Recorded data

-*-

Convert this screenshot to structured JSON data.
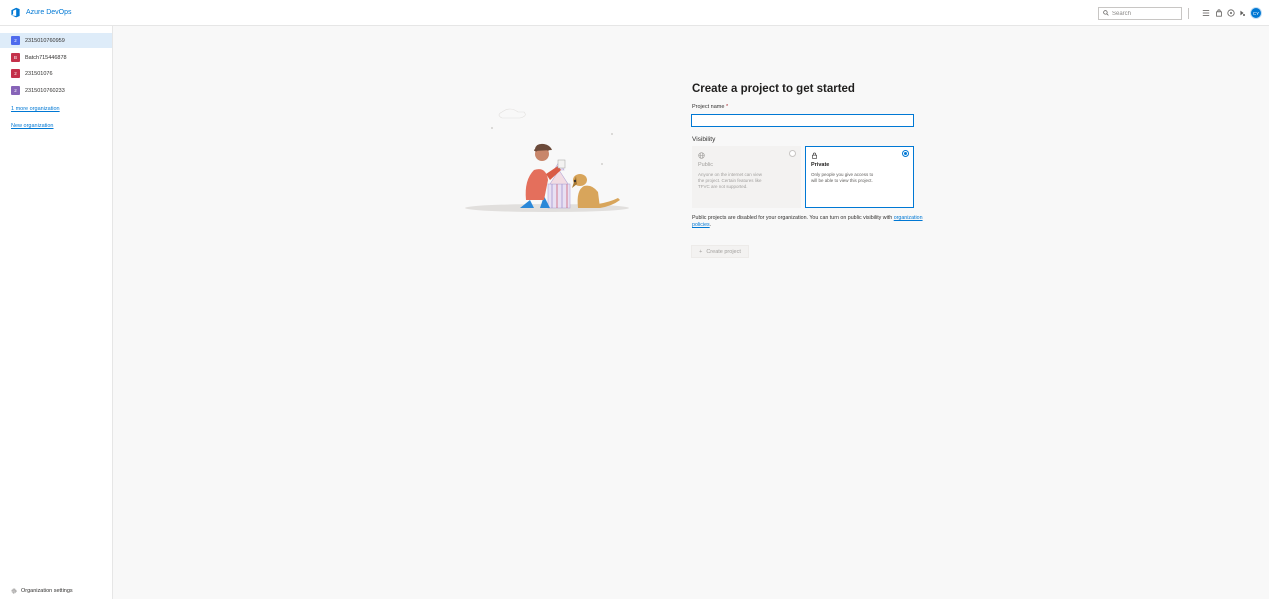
{
  "header": {
    "brand": "Azure DevOps",
    "search_placeholder": "Search",
    "avatar_initials": "CY",
    "accent_color": "#0078d4",
    "icons": [
      "list-icon",
      "shopping-bag-icon",
      "help-icon",
      "settings-icon"
    ]
  },
  "sidebar": {
    "organizations": [
      {
        "name": "2315010760959",
        "initial": "2",
        "color": "#4f6bed",
        "selected": true
      },
      {
        "name": "Batch715446878",
        "initial": "B",
        "color": "#c4314b",
        "selected": false
      },
      {
        "name": "231501076",
        "initial": "2",
        "color": "#c4314b",
        "selected": false
      },
      {
        "name": "2315010760233",
        "initial": "2",
        "color": "#8764b8",
        "selected": false
      }
    ],
    "more_orgs": "1 more organization",
    "new_org": "New organization",
    "org_settings": "Organization settings"
  },
  "main": {
    "title": "Create a project to get started",
    "project_name_label": "Project name",
    "required_mark": "*",
    "visibility_label": "Visibility",
    "public": {
      "title": "Public",
      "description": "Anyone on the internet can view the project. Certain features like TFVC are not supported.",
      "selected": false
    },
    "private": {
      "title": "Private",
      "description": "Only people you give access to will be able to view this project.",
      "selected": true
    },
    "public_note": "Public projects are disabled for your organization. You can turn on public visibility with",
    "policies_link": "organization policies",
    "policies_suffix": ".",
    "create_button": "Create project"
  }
}
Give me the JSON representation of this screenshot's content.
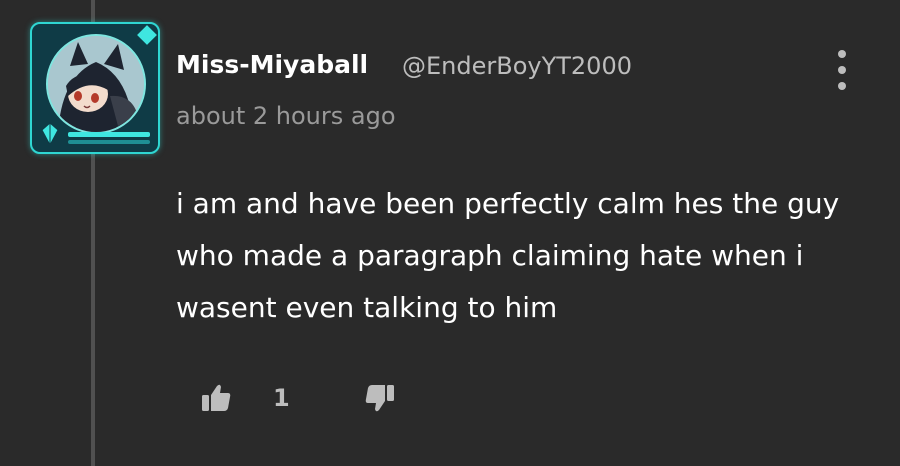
{
  "comment": {
    "username": "Miss-Miyaball",
    "handle": "@EnderBoyYT2000",
    "timestamp": "about 2 hours ago",
    "body": "i am and have been perfectly calm hes the guy who made a paragraph claiming hate when i wasent even talking to him",
    "like_count": "1",
    "icons": {
      "more": "more-vertical-icon",
      "like": "thumbs-up-icon",
      "dislike": "thumbs-down-icon"
    }
  },
  "colors": {
    "background": "#2a2a2a",
    "avatar_frame_accent": "#2fd6d2",
    "secondary_text": "#bdbdbd",
    "timestamp_text": "#9a9a9a"
  }
}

-*-

To do: Quote the listing above in full, except for the pictures.

Exercise solution:
Convert this screenshot to structured JSON data.
{
  "header": {
    "brand": "Azure DevOps",
    "search_placeholder": "Search",
    "avatar_initials": "CY",
    "accent_color": "#0078d4",
    "icons": [
      "list-icon",
      "shopping-bag-icon",
      "help-icon",
      "settings-icon"
    ]
  },
  "sidebar": {
    "organizations": [
      {
        "name": "2315010760959",
        "initial": "2",
        "color": "#4f6bed",
        "selected": true
      },
      {
        "name": "Batch715446878",
        "initial": "B",
        "color": "#c4314b",
        "selected": false
      },
      {
        "name": "231501076",
        "initial": "2",
        "color": "#c4314b",
        "selected": false
      },
      {
        "name": "2315010760233",
        "initial": "2",
        "color": "#8764b8",
        "selected": false
      }
    ],
    "more_orgs": "1 more organization",
    "new_org": "New organization",
    "org_settings": "Organization settings"
  },
  "main": {
    "title": "Create a project to get started",
    "project_name_label": "Project name",
    "required_mark": "*",
    "visibility_label": "Visibility",
    "public": {
      "title": "Public",
      "description": "Anyone on the internet can view the project. Certain features like TFVC are not supported.",
      "selected": false
    },
    "private": {
      "title": "Private",
      "description": "Only people you give access to will be able to view this project.",
      "selected": true
    },
    "public_note": "Public projects are disabled for your organization. You can turn on public visibility with",
    "policies_link": "organization policies",
    "policies_suffix": ".",
    "create_button": "Create project"
  }
}
Give me the JSON representation of this screenshot's content.
{
  "comment": {
    "username": "Miss-Miyaball",
    "handle": "@EnderBoyYT2000",
    "timestamp": "about 2 hours ago",
    "body": "i am and have been perfectly calm hes the guy who made a paragraph claiming hate when i wasent even talking to him",
    "like_count": "1",
    "icons": {
      "more": "more-vertical-icon",
      "like": "thumbs-up-icon",
      "dislike": "thumbs-down-icon"
    }
  },
  "colors": {
    "background": "#2a2a2a",
    "avatar_frame_accent": "#2fd6d2",
    "secondary_text": "#bdbdbd",
    "timestamp_text": "#9a9a9a"
  }
}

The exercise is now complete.